(Goal of the exercise) Return the listing below exactly, with the pictures dropped.

(Collected data entries)
════════
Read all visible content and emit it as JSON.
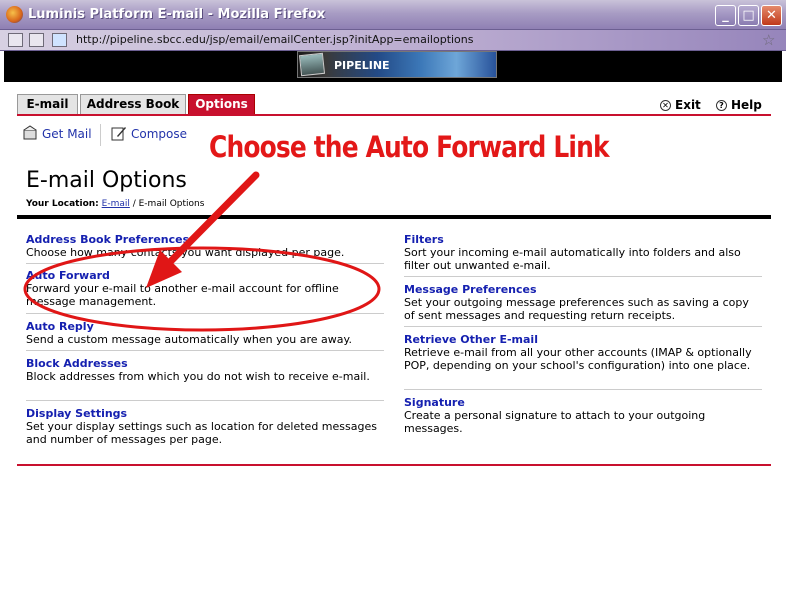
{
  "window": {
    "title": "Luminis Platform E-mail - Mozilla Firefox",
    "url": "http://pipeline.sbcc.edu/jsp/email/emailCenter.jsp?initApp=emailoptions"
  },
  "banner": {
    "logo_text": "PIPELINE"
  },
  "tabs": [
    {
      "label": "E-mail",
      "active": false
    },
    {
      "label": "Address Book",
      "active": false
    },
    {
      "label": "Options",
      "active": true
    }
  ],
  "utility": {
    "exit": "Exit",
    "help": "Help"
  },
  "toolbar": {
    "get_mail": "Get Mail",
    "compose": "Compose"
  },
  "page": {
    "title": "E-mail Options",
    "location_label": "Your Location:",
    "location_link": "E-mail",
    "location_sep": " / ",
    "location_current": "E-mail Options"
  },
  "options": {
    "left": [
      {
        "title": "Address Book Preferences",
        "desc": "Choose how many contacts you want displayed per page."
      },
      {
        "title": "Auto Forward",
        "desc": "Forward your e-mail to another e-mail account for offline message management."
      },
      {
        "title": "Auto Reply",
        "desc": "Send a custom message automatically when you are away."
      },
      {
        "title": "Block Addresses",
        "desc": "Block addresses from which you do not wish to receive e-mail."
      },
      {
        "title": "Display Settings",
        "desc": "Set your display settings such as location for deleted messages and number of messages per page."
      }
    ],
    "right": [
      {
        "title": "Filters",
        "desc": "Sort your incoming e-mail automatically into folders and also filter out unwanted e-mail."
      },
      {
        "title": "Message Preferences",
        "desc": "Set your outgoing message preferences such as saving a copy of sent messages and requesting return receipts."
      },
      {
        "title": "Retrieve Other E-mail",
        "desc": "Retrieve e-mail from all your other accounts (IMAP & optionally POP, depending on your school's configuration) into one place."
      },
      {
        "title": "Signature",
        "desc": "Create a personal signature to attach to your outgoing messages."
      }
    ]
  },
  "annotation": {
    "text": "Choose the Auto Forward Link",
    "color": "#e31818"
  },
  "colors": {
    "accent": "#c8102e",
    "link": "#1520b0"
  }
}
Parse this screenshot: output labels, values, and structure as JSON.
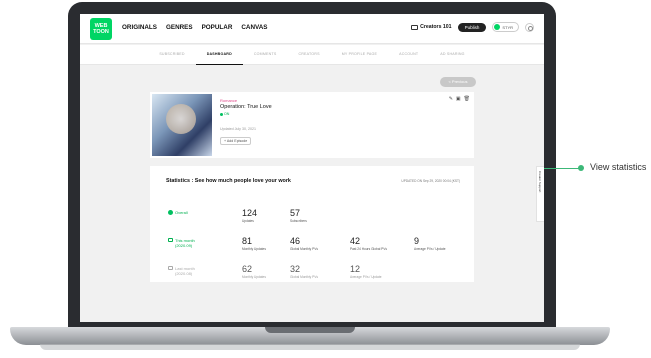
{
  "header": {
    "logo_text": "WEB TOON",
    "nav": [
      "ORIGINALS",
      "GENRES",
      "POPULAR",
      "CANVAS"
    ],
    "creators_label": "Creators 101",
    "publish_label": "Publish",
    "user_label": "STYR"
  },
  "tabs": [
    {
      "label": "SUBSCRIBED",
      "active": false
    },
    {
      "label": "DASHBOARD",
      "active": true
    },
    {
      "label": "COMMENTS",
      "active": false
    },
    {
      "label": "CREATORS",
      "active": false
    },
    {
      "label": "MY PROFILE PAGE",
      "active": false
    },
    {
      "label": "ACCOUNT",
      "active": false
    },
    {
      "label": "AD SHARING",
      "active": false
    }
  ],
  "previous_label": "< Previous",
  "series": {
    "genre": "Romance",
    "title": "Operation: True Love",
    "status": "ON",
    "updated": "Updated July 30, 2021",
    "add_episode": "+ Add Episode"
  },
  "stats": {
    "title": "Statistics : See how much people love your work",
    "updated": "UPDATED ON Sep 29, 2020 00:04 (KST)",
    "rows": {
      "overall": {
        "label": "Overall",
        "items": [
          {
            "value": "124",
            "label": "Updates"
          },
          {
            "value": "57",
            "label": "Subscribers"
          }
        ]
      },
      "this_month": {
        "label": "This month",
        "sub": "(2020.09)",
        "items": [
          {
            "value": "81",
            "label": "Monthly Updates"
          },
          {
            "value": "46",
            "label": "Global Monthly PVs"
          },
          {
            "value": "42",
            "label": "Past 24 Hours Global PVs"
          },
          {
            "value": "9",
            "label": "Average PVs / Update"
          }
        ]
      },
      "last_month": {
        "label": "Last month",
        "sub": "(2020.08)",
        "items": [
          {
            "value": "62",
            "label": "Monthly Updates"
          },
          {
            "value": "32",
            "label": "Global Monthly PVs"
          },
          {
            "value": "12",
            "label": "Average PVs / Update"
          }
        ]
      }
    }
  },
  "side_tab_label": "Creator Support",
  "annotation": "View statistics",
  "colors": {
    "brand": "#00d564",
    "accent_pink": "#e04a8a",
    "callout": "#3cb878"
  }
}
════════
(Solution to the exercise)
Read all visible content and emit it as JSON.
{
  "window": {
    "title": "Luminis Platform E-mail - Mozilla Firefox",
    "url": "http://pipeline.sbcc.edu/jsp/email/emailCenter.jsp?initApp=emailoptions"
  },
  "banner": {
    "logo_text": "PIPELINE"
  },
  "tabs": [
    {
      "label": "E-mail",
      "active": false
    },
    {
      "label": "Address Book",
      "active": false
    },
    {
      "label": "Options",
      "active": true
    }
  ],
  "utility": {
    "exit": "Exit",
    "help": "Help"
  },
  "toolbar": {
    "get_mail": "Get Mail",
    "compose": "Compose"
  },
  "page": {
    "title": "E-mail Options",
    "location_label": "Your Location:",
    "location_link": "E-mail",
    "location_sep": " / ",
    "location_current": "E-mail Options"
  },
  "options": {
    "left": [
      {
        "title": "Address Book Preferences",
        "desc": "Choose how many contacts you want displayed per page."
      },
      {
        "title": "Auto Forward",
        "desc": "Forward your e-mail to another e-mail account for offline message management."
      },
      {
        "title": "Auto Reply",
        "desc": "Send a custom message automatically when you are away."
      },
      {
        "title": "Block Addresses",
        "desc": "Block addresses from which you do not wish to receive e-mail."
      },
      {
        "title": "Display Settings",
        "desc": "Set your display settings such as location for deleted messages and number of messages per page."
      }
    ],
    "right": [
      {
        "title": "Filters",
        "desc": "Sort your incoming e-mail automatically into folders and also filter out unwanted e-mail."
      },
      {
        "title": "Message Preferences",
        "desc": "Set your outgoing message preferences such as saving a copy of sent messages and requesting return receipts."
      },
      {
        "title": "Retrieve Other E-mail",
        "desc": "Retrieve e-mail from all your other accounts (IMAP & optionally POP, depending on your school's configuration) into one place."
      },
      {
        "title": "Signature",
        "desc": "Create a personal signature to attach to your outgoing messages."
      }
    ]
  },
  "annotation": {
    "text": "Choose the Auto Forward Link",
    "color": "#e31818"
  },
  "colors": {
    "accent": "#c8102e",
    "link": "#1520b0"
  }
}
Parse this screenshot: output labels, values, and structure as JSON.
{
  "header": {
    "logo_text": "WEB TOON",
    "nav": [
      "ORIGINALS",
      "GENRES",
      "POPULAR",
      "CANVAS"
    ],
    "creators_label": "Creators 101",
    "publish_label": "Publish",
    "user_label": "STYR"
  },
  "tabs": [
    {
      "label": "SUBSCRIBED",
      "active": false
    },
    {
      "label": "DASHBOARD",
      "active": true
    },
    {
      "label": "COMMENTS",
      "active": false
    },
    {
      "label": "CREATORS",
      "active": false
    },
    {
      "label": "MY PROFILE PAGE",
      "active": false
    },
    {
      "label": "ACCOUNT",
      "active": false
    },
    {
      "label": "AD SHARING",
      "active": false
    }
  ],
  "previous_label": "< Previous",
  "series": {
    "genre": "Romance",
    "title": "Operation: True Love",
    "status": "ON",
    "updated": "Updated July 30, 2021",
    "add_episode": "+ Add Episode"
  },
  "stats": {
    "title": "Statistics : See how much people love your work",
    "updated": "UPDATED ON Sep 29, 2020 00:04 (KST)",
    "rows": {
      "overall": {
        "label": "Overall",
        "items": [
          {
            "value": "124",
            "label": "Updates"
          },
          {
            "value": "57",
            "label": "Subscribers"
          }
        ]
      },
      "this_month": {
        "label": "This month",
        "sub": "(2020.09)",
        "items": [
          {
            "value": "81",
            "label": "Monthly Updates"
          },
          {
            "value": "46",
            "label": "Global Monthly PVs"
          },
          {
            "value": "42",
            "label": "Past 24 Hours Global PVs"
          },
          {
            "value": "9",
            "label": "Average PVs / Update"
          }
        ]
      },
      "last_month": {
        "label": "Last month",
        "sub": "(2020.08)",
        "items": [
          {
            "value": "62",
            "label": "Monthly Updates"
          },
          {
            "value": "32",
            "label": "Global Monthly PVs"
          },
          {
            "value": "12",
            "label": "Average PVs / Update"
          }
        ]
      }
    }
  },
  "side_tab_label": "Creator Support",
  "annotation": "View statistics",
  "colors": {
    "brand": "#00d564",
    "accent_pink": "#e04a8a",
    "callout": "#3cb878"
  }
}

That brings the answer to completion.